TASK DESCRIPTION:
Output each entry below as it stands, leaving out every picture.

Data excerpts
● ● ● ● ●

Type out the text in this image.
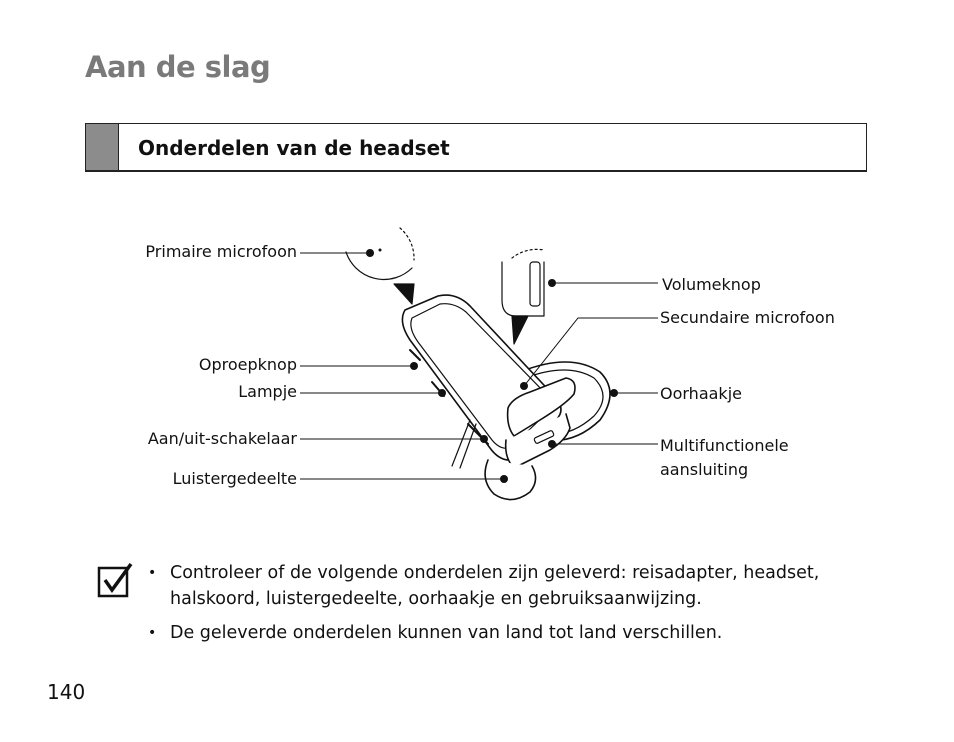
Aan de slag
Onderdelen van de headset
Primaire microfoon
Oproepknop
Lampje
Aan/uit-schakelaar
Luistergedeelte
Volumeknop
Secundaire microfoon
Oorhaakje
Multifunctionele
aansluiting
• Controleer of de volgende onderdelen zijn geleverd: reisadapter, headset, halskoord, luistergedeelte, oorhaakje en gebruiksaanwijzing.
• De geleverde onderdelen kunnen van land tot land verschillen.
140
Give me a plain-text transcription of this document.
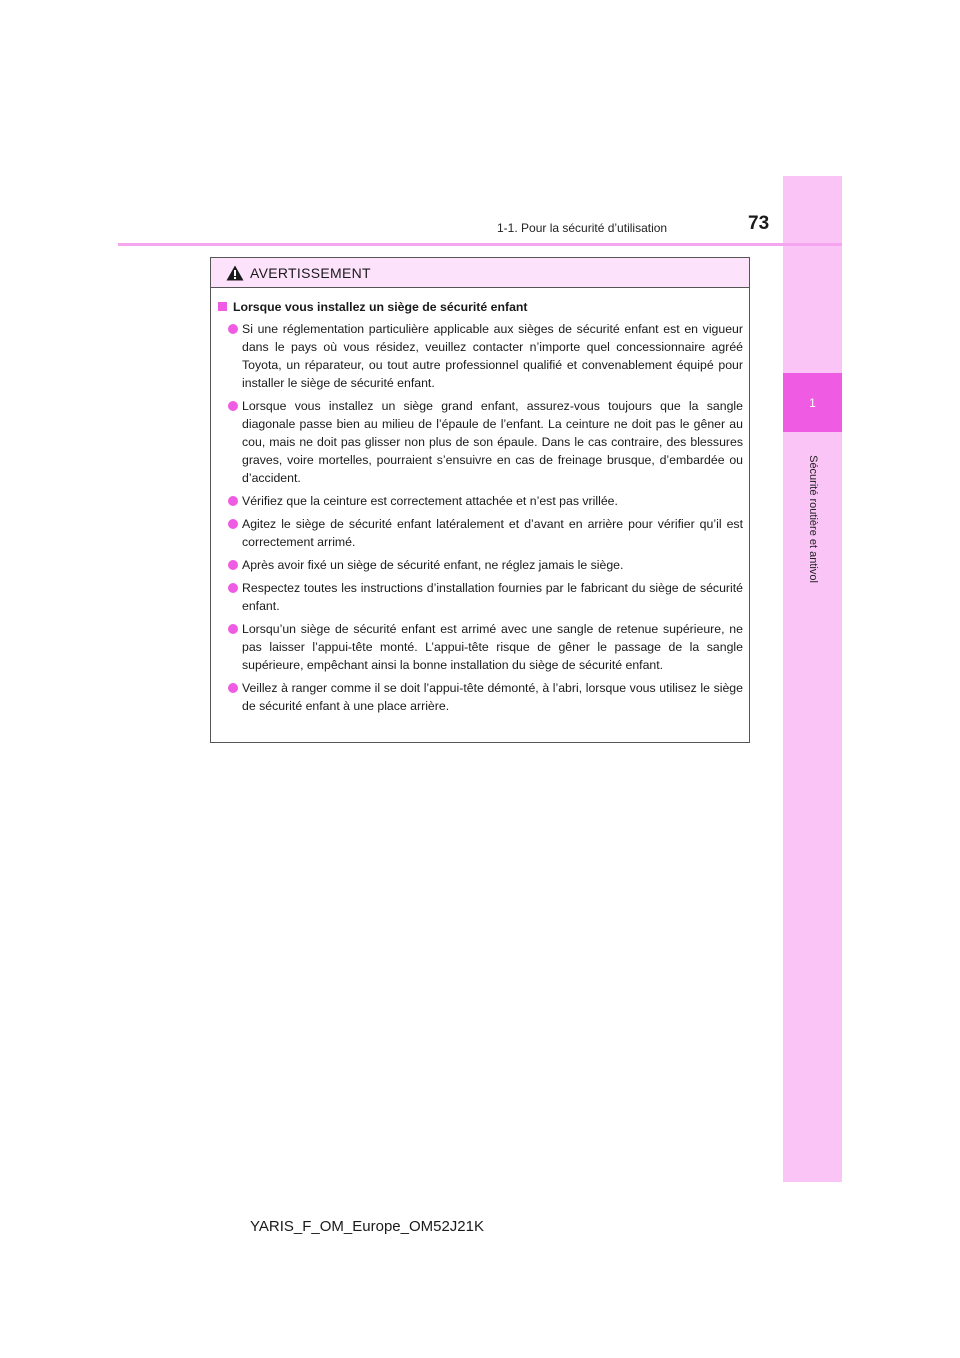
1
Sécurité routière et antivol
1-1. Pour la sécurité d’utilisation	73
AVERTISSEMENT
Lorsque vous installez un siège de sécurité enfant
Si une réglementation particulière applicable aux sièges de sécurité enfant est en vigueur dans le pays où vous résidez, veuillez contacter n’importe quel concessionnaire agréé Toyota, un réparateur, ou tout autre professionnel qualifié et convenablement équipé pour installer le siège de sécurité enfant.
Lorsque vous installez un siège grand enfant, assurez-vous toujours que la sangle diagonale passe bien au milieu de l’épaule de l’enfant. La ceinture ne doit pas le gêner au cou, mais ne doit pas glisser non plus de son épaule. Dans le cas contraire, des blessures graves, voire mortelles, pourraient s’ensuivre en cas de freinage brusque, d’embardée ou d’accident.
Vérifiez que la ceinture est correctement attachée et n’est pas vrillée.
Agitez le siège de sécurité enfant latéralement et d’avant en arrière pour vérifier qu’il est correctement arrimé.
Après avoir fixé un siège de sécurité enfant, ne réglez jamais le siège.
Respectez toutes les instructions d’installation fournies par le fabricant du siège de sécurité enfant.
Lorsqu’un siège de sécurité enfant est arrimé avec une sangle de retenue supérieure, ne pas laisser l’appui-tête monté. L’appui-tête risque de gêner le passage de la sangle supérieure, empêchant ainsi la bonne installation du siège de sécurité enfant.
Veillez à ranger comme il se doit l’appui-tête démonté, à l’abri, lorsque vous utilisez le siège de sécurité enfant à une place arrière.
YARIS_F_OM_Europe_OM52J21K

● ● ● ● ●

RIGHT ANSWER:
Type out the text in this image.
Aan de slag
Onderdelen van de headset
Primaire microfoon
Oproepknop
Lampje
Aan/uit-schakelaar
Luistergedeelte
Volumeknop
Secundaire microfoon
Oorhaakje
Multifunctionele
aansluiting
• Controleer of de volgende onderdelen zijn geleverd: reisadapter, headset, halskoord, luistergedeelte, oorhaakje en gebruiksaanwijzing.
• De geleverde onderdelen kunnen van land tot land verschillen.
140
Give me a plain-text transcription of this document.
1
Sécurité routière et antivol
1-1. Pour la sécurité d’utilisation	73
AVERTISSEMENT
Lorsque vous installez un siège de sécurité enfant
Si une réglementation particulière applicable aux sièges de sécurité enfant est en vigueur dans le pays où vous résidez, veuillez contacter n’importe quel concessionnaire agréé Toyota, un réparateur, ou tout autre professionnel qualifié et convenablement équipé pour installer le siège de sécurité enfant.
Lorsque vous installez un siège grand enfant, assurez-vous toujours que la sangle diagonale passe bien au milieu de l’épaule de l’enfant. La ceinture ne doit pas le gêner au cou, mais ne doit pas glisser non plus de son épaule. Dans le cas contraire, des blessures graves, voire mortelles, pourraient s’ensuivre en cas de freinage brusque, d’embardée ou d’accident.
Vérifiez que la ceinture est correctement attachée et n’est pas vrillée.
Agitez le siège de sécurité enfant latéralement et d’avant en arrière pour vérifier qu’il est correctement arrimé.
Après avoir fixé un siège de sécurité enfant, ne réglez jamais le siège.
Respectez toutes les instructions d’installation fournies par le fabricant du siège de sécurité enfant.
Lorsqu’un siège de sécurité enfant est arrimé avec une sangle de retenue supérieure, ne pas laisser l’appui-tête monté. L’appui-tête risque de gêner le passage de la sangle supérieure, empêchant ainsi la bonne installation du siège de sécurité enfant.
Veillez à ranger comme il se doit l’appui-tête démonté, à l’abri, lorsque vous utilisez le siège de sécurité enfant à une place arrière.
YARIS_F_OM_Europe_OM52J21K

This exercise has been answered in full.